## Written problem:
Go through the records and extract every line with the word "Waistline".

## Information given:
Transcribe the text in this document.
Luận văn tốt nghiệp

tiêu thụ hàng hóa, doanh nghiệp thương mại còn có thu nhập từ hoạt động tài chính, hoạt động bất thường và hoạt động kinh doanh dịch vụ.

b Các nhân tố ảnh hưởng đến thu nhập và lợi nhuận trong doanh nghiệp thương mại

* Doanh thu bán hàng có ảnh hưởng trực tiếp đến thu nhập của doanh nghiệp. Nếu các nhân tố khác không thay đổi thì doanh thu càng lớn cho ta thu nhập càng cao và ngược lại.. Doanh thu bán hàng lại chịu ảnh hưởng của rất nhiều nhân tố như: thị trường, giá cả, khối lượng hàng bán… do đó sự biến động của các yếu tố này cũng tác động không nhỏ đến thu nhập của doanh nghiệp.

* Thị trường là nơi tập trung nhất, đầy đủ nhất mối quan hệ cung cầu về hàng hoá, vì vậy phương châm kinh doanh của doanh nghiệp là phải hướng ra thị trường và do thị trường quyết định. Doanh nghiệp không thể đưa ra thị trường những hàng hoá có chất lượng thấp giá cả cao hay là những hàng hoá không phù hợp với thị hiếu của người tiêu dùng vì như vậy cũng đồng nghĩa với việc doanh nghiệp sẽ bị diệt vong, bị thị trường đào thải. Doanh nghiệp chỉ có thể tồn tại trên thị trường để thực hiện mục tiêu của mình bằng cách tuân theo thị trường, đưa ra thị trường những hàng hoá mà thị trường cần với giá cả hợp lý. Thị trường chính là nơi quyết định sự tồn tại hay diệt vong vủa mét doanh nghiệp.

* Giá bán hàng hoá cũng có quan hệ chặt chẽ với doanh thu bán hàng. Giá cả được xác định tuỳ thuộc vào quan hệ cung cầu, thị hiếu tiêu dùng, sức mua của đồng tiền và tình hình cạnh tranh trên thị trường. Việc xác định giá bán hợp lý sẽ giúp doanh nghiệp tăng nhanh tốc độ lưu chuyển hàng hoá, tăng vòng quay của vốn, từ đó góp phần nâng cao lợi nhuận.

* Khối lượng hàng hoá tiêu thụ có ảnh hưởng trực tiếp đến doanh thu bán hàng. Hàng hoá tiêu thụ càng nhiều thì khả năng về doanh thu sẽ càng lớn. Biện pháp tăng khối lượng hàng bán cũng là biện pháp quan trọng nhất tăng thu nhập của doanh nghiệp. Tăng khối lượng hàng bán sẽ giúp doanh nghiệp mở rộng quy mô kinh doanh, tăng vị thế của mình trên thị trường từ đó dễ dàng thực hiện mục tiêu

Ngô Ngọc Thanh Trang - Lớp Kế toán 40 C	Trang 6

...

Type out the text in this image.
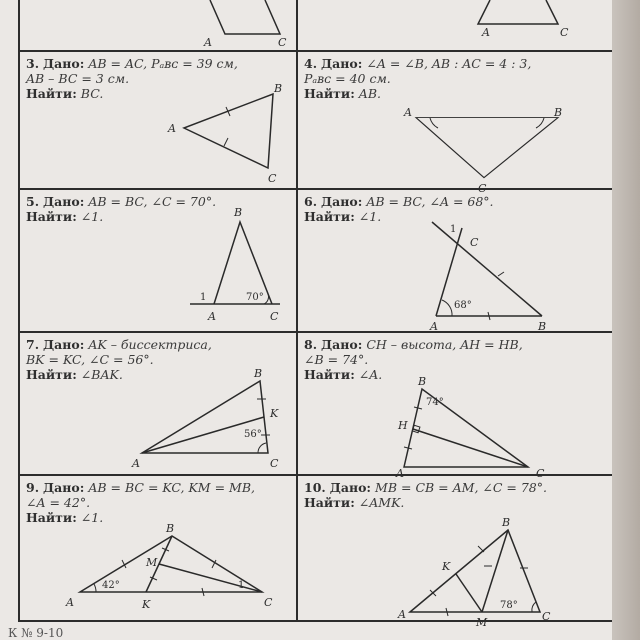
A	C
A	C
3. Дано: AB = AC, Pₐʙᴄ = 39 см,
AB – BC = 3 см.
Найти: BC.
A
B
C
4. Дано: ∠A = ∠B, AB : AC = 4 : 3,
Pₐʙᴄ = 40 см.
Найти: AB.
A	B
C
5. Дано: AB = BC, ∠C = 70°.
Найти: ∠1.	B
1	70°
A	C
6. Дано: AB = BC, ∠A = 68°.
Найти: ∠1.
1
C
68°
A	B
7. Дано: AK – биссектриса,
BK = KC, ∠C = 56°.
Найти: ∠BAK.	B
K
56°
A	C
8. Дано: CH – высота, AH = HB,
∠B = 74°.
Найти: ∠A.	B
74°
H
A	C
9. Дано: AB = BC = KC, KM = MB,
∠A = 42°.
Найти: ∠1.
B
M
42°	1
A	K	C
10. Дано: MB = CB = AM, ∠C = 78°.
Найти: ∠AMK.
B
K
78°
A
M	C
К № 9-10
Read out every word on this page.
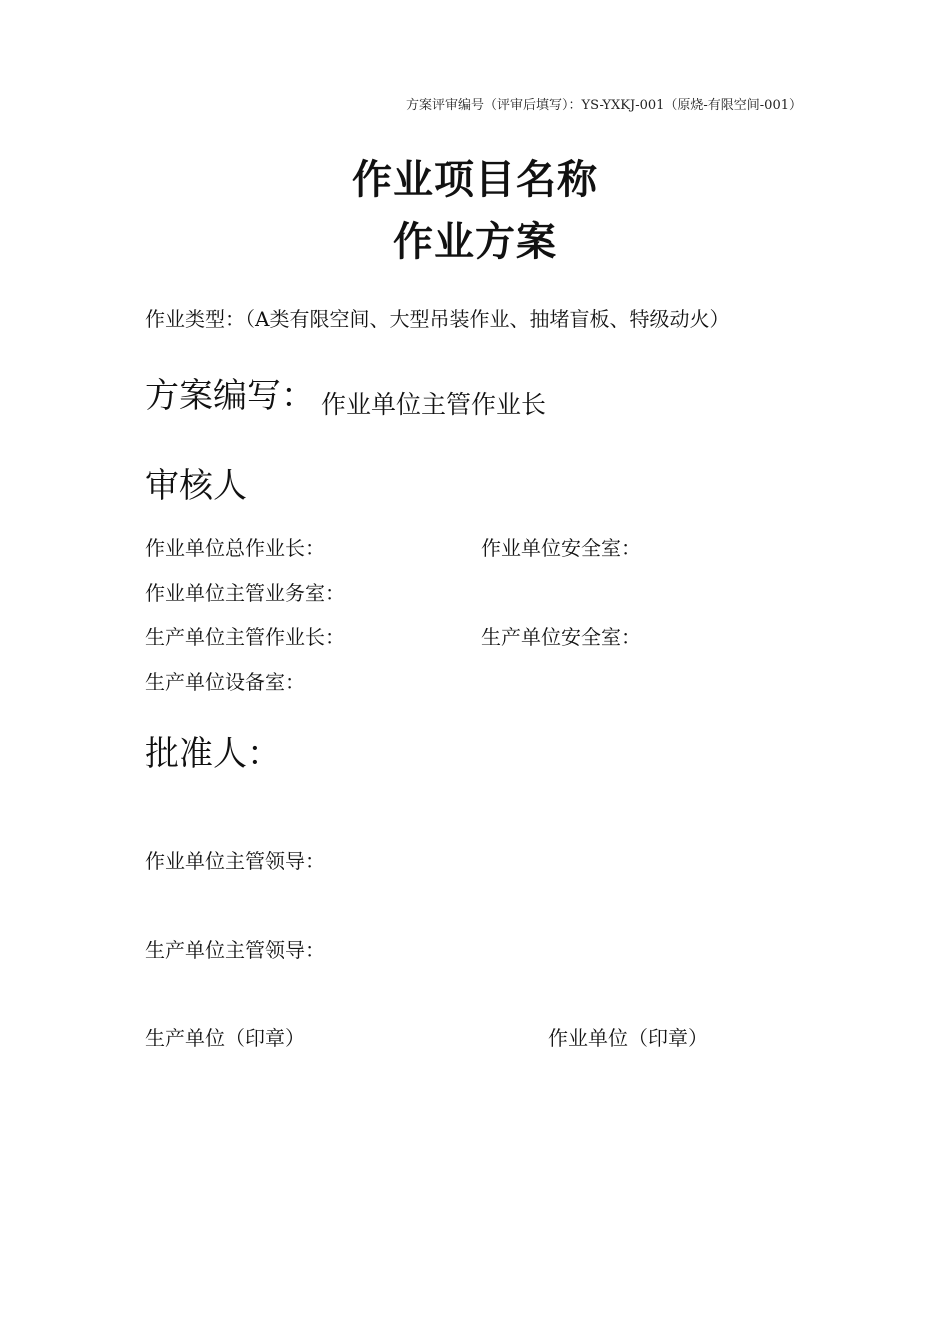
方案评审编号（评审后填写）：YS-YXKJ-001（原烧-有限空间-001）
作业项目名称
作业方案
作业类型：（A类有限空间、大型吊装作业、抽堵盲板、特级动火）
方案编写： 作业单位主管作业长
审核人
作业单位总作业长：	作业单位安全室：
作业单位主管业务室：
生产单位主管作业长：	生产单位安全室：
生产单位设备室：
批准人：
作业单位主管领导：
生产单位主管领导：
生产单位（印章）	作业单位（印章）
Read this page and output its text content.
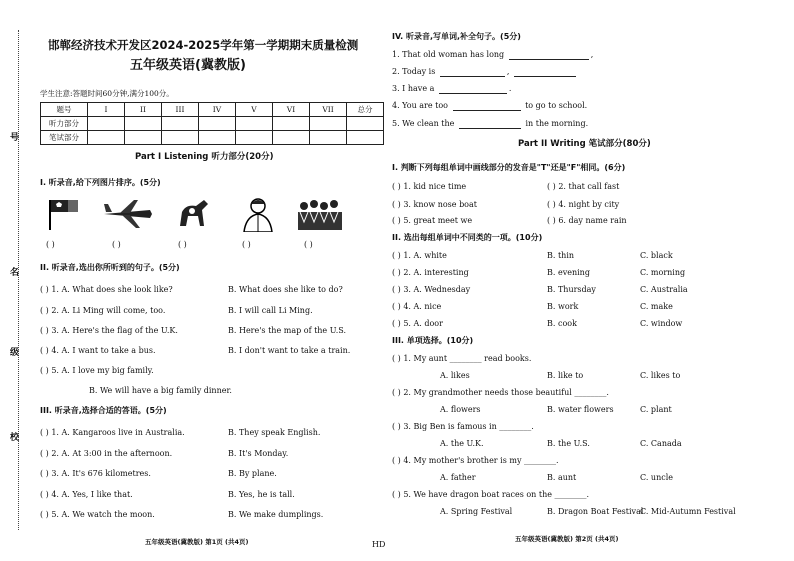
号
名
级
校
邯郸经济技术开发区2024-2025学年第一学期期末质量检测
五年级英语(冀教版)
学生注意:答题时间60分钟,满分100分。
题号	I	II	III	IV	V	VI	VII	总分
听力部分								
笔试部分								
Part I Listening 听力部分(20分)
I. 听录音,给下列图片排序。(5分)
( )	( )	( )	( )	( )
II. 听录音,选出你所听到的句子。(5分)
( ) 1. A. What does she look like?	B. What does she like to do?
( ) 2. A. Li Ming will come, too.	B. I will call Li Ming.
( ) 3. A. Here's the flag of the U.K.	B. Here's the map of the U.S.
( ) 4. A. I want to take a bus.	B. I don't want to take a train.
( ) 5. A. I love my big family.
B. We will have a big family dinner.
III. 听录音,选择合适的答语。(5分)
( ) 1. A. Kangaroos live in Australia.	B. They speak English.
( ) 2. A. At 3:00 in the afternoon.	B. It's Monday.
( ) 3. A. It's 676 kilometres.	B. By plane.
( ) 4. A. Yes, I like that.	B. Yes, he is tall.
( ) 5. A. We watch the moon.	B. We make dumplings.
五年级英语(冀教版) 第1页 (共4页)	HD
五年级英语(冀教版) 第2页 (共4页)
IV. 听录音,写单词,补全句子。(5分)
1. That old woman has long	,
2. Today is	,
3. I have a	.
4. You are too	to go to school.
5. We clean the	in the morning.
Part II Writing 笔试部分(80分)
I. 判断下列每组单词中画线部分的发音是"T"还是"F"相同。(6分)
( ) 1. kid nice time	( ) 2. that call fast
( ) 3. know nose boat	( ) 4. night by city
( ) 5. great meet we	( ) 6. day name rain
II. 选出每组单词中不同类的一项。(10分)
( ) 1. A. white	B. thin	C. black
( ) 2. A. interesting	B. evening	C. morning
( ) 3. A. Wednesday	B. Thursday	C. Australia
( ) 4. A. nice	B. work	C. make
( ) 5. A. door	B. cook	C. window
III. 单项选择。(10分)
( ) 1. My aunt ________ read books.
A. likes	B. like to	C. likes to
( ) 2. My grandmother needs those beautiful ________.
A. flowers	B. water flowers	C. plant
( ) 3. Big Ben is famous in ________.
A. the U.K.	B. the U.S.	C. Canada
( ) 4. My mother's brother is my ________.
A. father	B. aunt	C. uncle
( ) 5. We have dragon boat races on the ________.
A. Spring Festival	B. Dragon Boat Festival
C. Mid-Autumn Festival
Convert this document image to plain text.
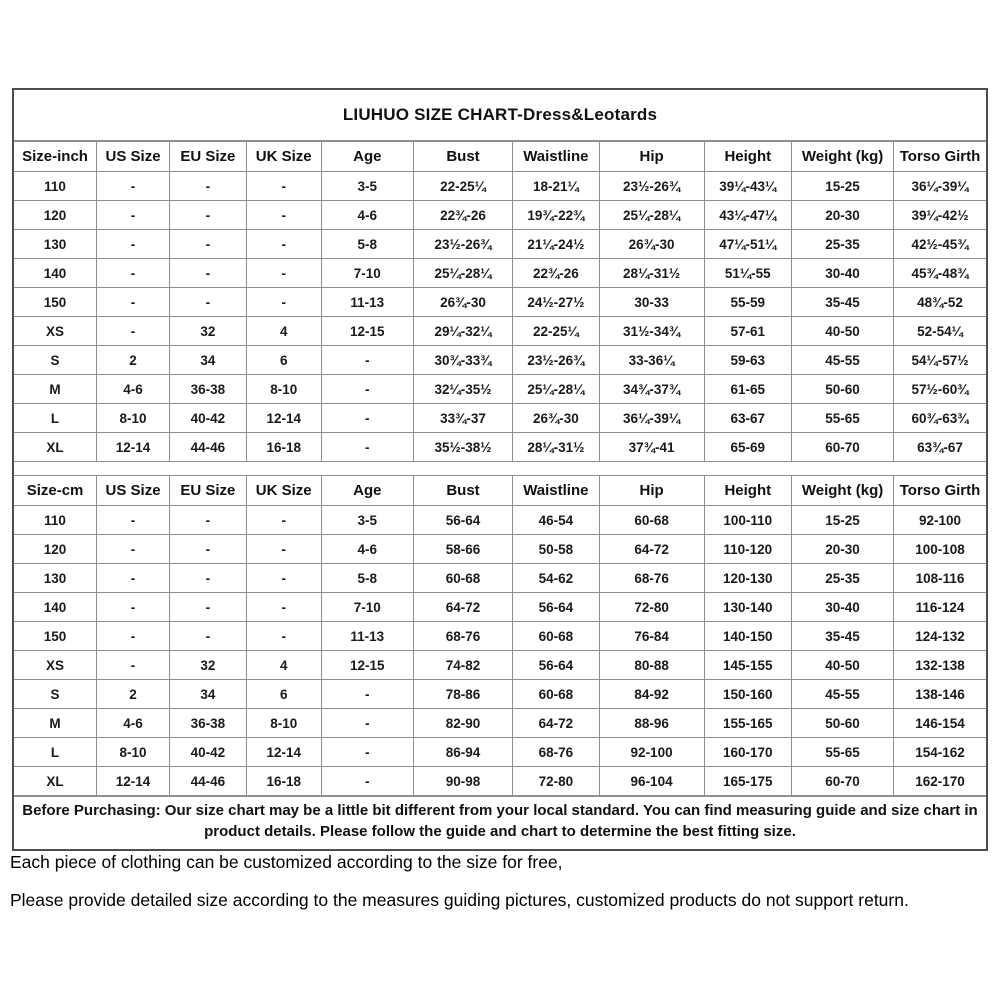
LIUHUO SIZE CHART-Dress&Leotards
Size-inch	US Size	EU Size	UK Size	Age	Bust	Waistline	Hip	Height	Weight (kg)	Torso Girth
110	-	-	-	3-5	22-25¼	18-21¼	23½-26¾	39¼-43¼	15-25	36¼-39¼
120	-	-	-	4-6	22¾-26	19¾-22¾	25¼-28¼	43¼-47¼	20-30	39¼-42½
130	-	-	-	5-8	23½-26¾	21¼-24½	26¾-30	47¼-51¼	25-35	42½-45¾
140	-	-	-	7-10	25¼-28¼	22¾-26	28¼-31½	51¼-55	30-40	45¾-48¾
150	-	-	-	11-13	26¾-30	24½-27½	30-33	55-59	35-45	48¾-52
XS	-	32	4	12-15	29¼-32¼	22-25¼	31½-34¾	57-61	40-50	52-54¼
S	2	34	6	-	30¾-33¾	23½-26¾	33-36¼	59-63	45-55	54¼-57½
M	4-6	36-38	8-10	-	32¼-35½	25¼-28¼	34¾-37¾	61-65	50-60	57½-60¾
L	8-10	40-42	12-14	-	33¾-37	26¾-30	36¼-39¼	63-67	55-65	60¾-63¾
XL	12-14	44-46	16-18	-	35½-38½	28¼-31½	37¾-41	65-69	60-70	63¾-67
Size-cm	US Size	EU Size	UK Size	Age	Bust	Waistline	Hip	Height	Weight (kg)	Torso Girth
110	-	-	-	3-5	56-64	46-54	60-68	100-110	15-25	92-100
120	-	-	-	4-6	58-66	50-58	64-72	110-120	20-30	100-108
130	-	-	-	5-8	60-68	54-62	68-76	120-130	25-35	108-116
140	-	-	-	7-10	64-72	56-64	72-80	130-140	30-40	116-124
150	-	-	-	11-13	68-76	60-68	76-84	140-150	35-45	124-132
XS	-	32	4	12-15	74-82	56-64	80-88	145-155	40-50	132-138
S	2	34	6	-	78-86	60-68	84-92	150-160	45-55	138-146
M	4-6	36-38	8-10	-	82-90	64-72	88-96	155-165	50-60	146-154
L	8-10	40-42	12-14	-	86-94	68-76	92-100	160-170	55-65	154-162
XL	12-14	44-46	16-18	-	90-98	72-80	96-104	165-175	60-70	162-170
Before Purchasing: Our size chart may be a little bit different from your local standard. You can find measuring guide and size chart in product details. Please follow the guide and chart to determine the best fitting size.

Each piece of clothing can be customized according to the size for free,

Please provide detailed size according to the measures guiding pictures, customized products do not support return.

---

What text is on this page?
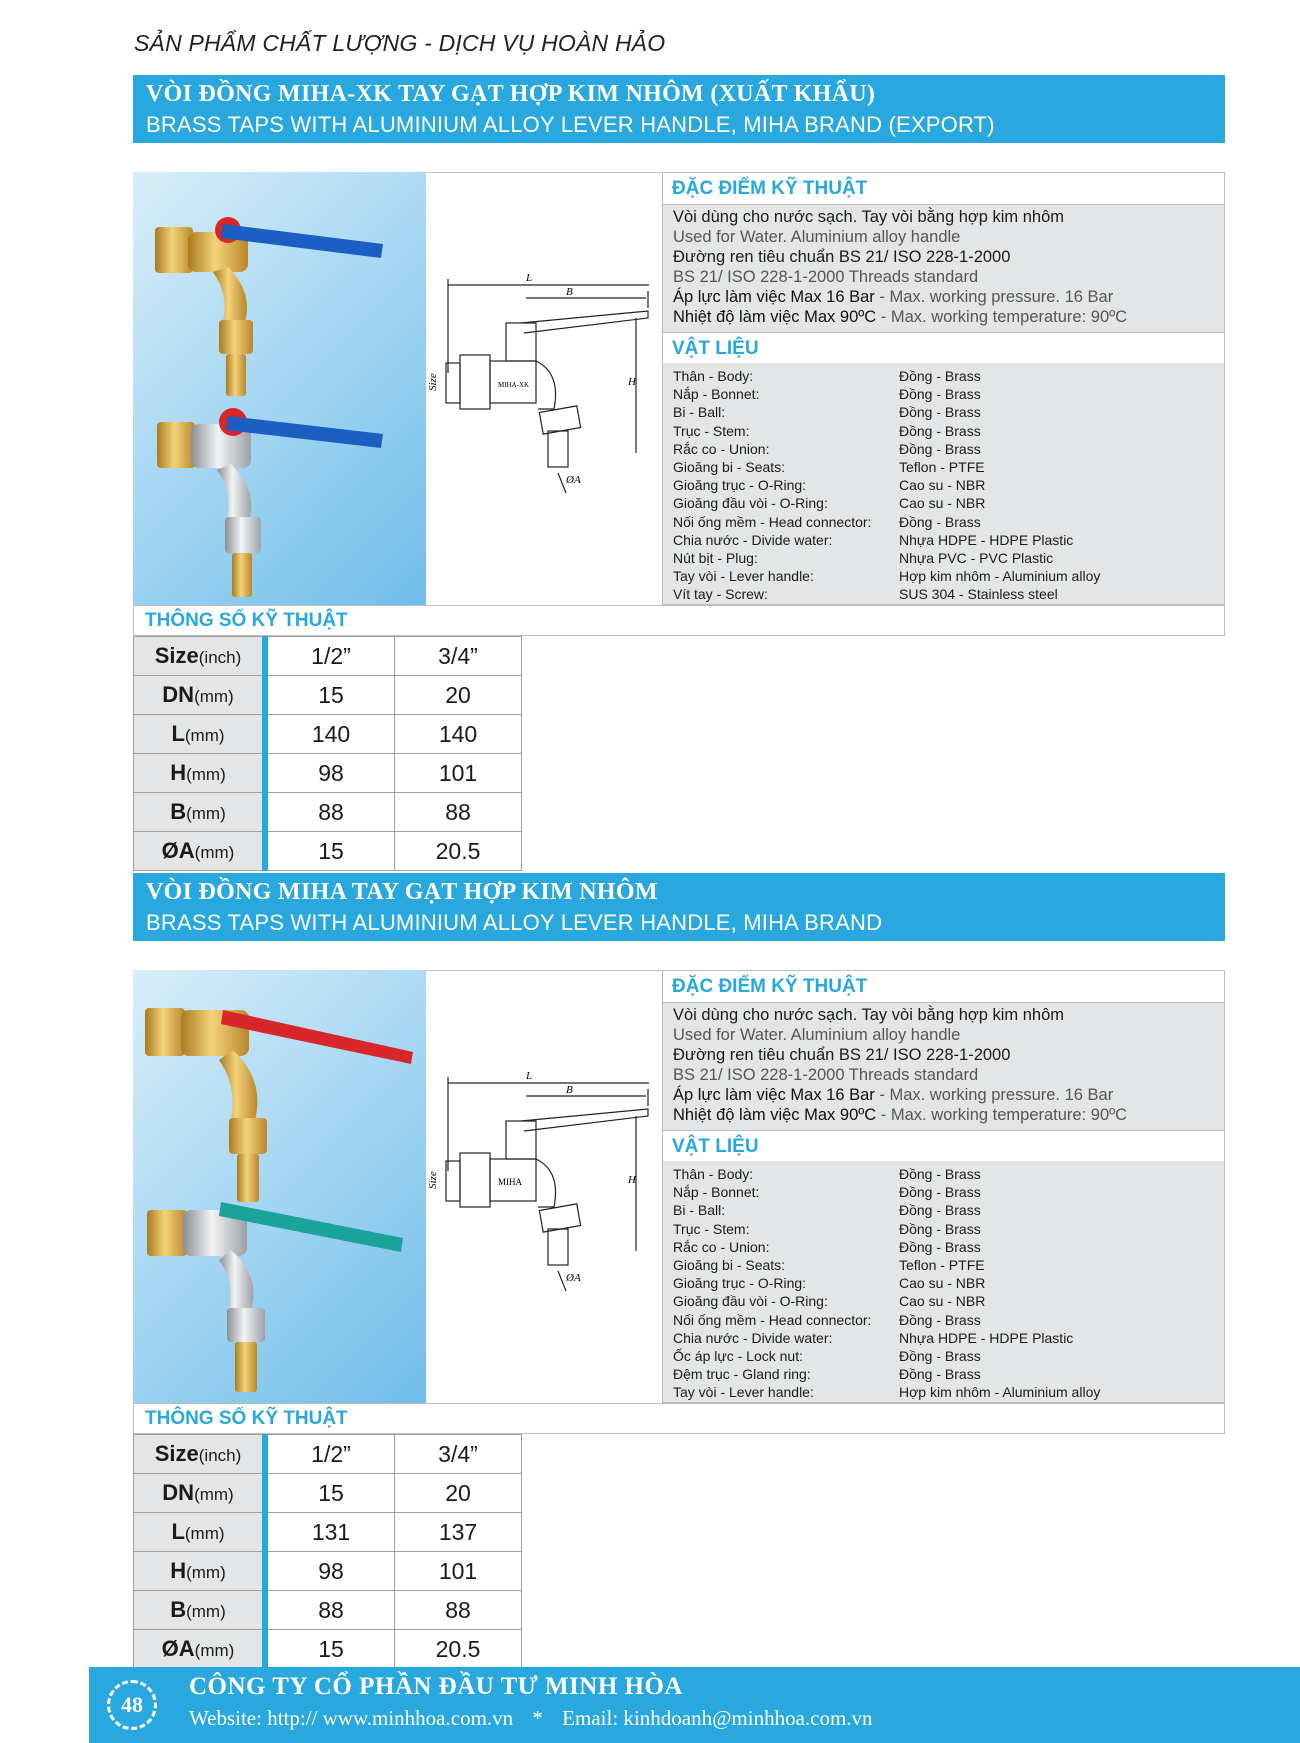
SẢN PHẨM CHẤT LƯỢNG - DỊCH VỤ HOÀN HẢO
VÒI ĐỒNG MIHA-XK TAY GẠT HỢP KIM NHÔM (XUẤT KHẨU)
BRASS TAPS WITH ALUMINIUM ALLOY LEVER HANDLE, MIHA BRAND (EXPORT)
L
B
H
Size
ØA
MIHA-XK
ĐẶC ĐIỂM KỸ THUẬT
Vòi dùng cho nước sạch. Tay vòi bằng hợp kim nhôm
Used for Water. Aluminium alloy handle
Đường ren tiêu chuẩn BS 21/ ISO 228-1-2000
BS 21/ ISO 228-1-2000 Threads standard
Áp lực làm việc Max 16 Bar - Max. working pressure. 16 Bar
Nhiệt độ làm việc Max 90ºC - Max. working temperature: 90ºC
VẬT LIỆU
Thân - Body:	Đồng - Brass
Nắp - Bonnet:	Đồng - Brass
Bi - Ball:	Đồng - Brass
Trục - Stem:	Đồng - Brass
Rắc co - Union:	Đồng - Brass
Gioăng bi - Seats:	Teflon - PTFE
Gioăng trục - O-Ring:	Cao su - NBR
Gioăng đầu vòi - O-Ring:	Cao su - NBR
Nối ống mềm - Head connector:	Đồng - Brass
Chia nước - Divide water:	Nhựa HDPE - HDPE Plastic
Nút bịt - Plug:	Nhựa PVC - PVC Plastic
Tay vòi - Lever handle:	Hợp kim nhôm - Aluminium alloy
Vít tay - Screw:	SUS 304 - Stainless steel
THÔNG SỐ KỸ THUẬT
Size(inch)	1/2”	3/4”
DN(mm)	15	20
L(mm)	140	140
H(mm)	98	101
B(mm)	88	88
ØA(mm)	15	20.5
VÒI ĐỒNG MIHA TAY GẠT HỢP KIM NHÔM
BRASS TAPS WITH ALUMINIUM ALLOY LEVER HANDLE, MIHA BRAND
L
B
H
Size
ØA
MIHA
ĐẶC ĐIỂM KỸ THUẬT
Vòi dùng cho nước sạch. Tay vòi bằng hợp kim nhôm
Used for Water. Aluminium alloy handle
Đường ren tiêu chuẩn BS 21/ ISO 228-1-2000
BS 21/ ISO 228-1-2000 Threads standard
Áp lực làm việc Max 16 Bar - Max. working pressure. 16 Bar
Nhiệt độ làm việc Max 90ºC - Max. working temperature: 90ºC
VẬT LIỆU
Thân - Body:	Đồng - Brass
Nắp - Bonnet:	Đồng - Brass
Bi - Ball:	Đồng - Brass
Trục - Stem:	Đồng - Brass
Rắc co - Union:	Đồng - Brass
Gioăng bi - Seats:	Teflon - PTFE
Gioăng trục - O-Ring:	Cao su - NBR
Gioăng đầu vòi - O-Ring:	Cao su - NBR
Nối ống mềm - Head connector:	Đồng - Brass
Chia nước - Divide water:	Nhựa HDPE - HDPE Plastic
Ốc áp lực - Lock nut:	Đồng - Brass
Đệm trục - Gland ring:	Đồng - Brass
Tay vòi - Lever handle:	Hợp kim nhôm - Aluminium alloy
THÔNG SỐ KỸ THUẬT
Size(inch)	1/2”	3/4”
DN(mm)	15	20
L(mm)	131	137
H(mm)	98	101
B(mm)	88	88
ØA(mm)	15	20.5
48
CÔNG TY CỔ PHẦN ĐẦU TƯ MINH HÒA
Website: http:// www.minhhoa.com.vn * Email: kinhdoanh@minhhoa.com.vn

## The answer:
Size-inch	US Size	EU Size	UK Size	Age	Bust	Waistline	Hip	Height	Weight (kg)	Torso Girth
Size-cm	US Size	EU Size	UK Size	Age	Bust	Waistline	Hip	Height	Weight (kg)	Torso Girth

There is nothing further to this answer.